Could you put every line of the records below into a JSON list of strings, one string per line, with blank lines skipped and the pictures left out?

Layout records:
__________________________________________________

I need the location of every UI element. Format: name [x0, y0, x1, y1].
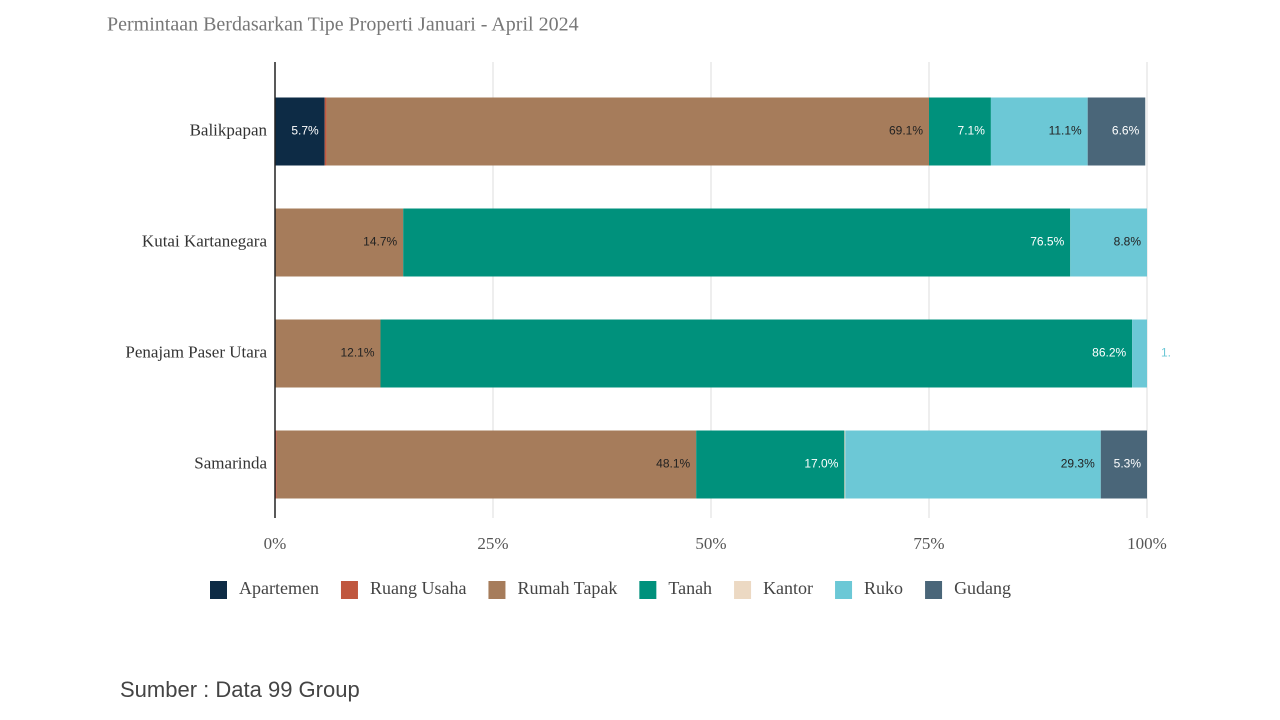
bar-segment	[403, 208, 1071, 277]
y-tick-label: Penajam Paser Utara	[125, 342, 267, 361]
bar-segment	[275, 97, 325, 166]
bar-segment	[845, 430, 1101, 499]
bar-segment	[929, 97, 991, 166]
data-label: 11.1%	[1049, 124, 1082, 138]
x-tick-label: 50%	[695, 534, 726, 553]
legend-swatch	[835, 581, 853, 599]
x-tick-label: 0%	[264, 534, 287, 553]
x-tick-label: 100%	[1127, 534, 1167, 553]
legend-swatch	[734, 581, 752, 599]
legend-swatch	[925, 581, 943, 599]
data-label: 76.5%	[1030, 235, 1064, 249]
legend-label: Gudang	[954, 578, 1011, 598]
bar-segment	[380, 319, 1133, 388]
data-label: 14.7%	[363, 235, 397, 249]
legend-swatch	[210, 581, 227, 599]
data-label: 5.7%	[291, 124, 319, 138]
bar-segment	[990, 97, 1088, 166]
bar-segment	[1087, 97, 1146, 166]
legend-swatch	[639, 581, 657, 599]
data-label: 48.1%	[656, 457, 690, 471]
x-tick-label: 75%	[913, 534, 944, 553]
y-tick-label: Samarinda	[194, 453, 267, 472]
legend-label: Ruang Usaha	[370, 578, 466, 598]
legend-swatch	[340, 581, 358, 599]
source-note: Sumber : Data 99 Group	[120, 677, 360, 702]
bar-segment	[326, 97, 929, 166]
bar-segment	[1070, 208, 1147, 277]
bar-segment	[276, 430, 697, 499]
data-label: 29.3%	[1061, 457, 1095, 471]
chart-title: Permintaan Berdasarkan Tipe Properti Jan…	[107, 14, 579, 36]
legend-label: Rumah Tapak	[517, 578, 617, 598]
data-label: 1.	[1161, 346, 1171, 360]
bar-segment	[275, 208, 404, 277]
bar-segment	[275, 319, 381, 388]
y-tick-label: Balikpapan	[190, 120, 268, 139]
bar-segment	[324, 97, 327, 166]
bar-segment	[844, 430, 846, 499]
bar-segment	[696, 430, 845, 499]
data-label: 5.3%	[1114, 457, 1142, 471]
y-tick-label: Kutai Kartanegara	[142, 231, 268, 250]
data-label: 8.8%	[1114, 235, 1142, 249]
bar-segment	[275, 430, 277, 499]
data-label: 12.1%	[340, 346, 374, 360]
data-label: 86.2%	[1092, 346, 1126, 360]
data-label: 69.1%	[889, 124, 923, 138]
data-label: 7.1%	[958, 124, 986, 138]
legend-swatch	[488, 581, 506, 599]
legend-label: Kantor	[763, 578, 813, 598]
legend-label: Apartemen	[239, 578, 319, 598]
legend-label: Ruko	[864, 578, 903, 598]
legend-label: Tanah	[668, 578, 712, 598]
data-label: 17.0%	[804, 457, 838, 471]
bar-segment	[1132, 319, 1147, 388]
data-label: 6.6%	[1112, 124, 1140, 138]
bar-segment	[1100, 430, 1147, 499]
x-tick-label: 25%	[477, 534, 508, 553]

__________________________________________________

Exercise output:
[
  "I need the location of every UI element. Format: name [x0, y0, x1, y1].",
  "bar-segment\t[403, 208, 1071, 277]",
  "y-tick-label: Penajam Paser Utara\t[125, 342, 267, 361]",
  "bar-segment\t[275, 97, 325, 166]",
  "bar-segment\t[845, 430, 1101, 499]",
  "bar-segment\t[929, 97, 991, 166]",
  "data-label: 11.1%\t[1049, 124, 1082, 138]",
  "x-tick-label: 50%\t[695, 534, 726, 553]",
  "legend-swatch\t[835, 581, 853, 599]",
  "x-tick-label: 0%\t[264, 534, 287, 553]",
  "x-tick-label: 100%\t[1127, 534, 1167, 553]",
  "legend-swatch\t[734, 581, 752, 599]",
  "legend-swatch\t[925, 581, 943, 599]",
  "data-label: 76.5%\t[1030, 235, 1064, 249]",
  "legend-label: Gudang\t[954, 578, 1011, 598]",
  "bar-segment\t[380, 319, 1133, 388]",
  "data-label: 14.7%\t[363, 235, 397, 249]",
  "legend-swatch\t[210, 581, 227, 599]",
  "data-label: 5.7%\t[291, 124, 319, 138]",
  "bar-segment\t[990, 97, 1088, 166]",
  "bar-segment\t[1087, 97, 1146, 166]",
  "legend-swatch\t[639, 581, 657, 599]",
  "data-label: 48.1%\t[656, 457, 690, 471]",
  "x-tick-label: 75%\t[913, 534, 944, 553]",
  "y-tick-label: Samarinda\t[194, 453, 267, 472]",
  "legend-label: Ruang Usaha\t[370, 578, 466, 598]",
  "legend-swatch\t[340, 581, 358, 599]",
  "source-note: Sumber : Data 99 Group\t[120, 677, 360, 702]",
  "bar-segment\t[326, 97, 929, 166]",
  "bar-segment\t[1070, 208, 1147, 277]",
  "bar-segment\t[276, 430, 697, 499]",
  "data-label: 29.3%\t[1061, 457, 1095, 471]",
  "chart-title: Permintaan Berdasarkan Tipe Properti Jan…\t[107, 14, 579, 36]",
  "legend-label: Rumah Tapak\t[517, 578, 617, 598]",
  "data-label: 1.\t[1161, 346, 1171, 360]",
  "bar-segment\t[275, 208, 404, 277]",
  "bar-segment\t[275, 319, 381, 388]",
  "y-tick-label: Balikpapan\t[190, 120, 268, 139]",
  "bar-segment\t[324, 97, 327, 166]",
  "bar-segment\t[844, 430, 846, 499]",
  "bar-segment\t[696, 430, 845, 499]",
  "data-label: 5.3%\t[1114, 457, 1142, 471]",
  "y-tick-label: Kutai Kartanegara\t[142, 231, 268, 250]",
  "data-label: 8.8%\t[1114, 235, 1142, 249]",
  "bar-segment\t[275, 430, 277, 499]",
  "data-label: 12.1%\t[340, 346, 374, 360]",
  "data-label: 86.2%\t[1092, 346, 1126, 360]",
  "data-label: 69.1%\t[889, 124, 923, 138]",
  "data-label: 7.1%\t[958, 124, 986, 138]",
  "legend-swatch\t[488, 581, 506, 599]",
  "legend-label: Kantor\t[763, 578, 813, 598]",
  "legend-label: Apartemen\t[239, 578, 319, 598]",
  "legend-label: Ruko\t[864, 578, 903, 598]",
  "legend-label: Tanah\t[668, 578, 712, 598]",
  "data-label: 17.0%\t[804, 457, 838, 471]",
  "bar-segment\t[1132, 319, 1147, 388]",
  "data-label: 6.6%\t[1112, 124, 1140, 138]",
  "bar-segment\t[1100, 430, 1147, 499]",
  "x-tick-label: 25%\t[477, 534, 508, 553]"
]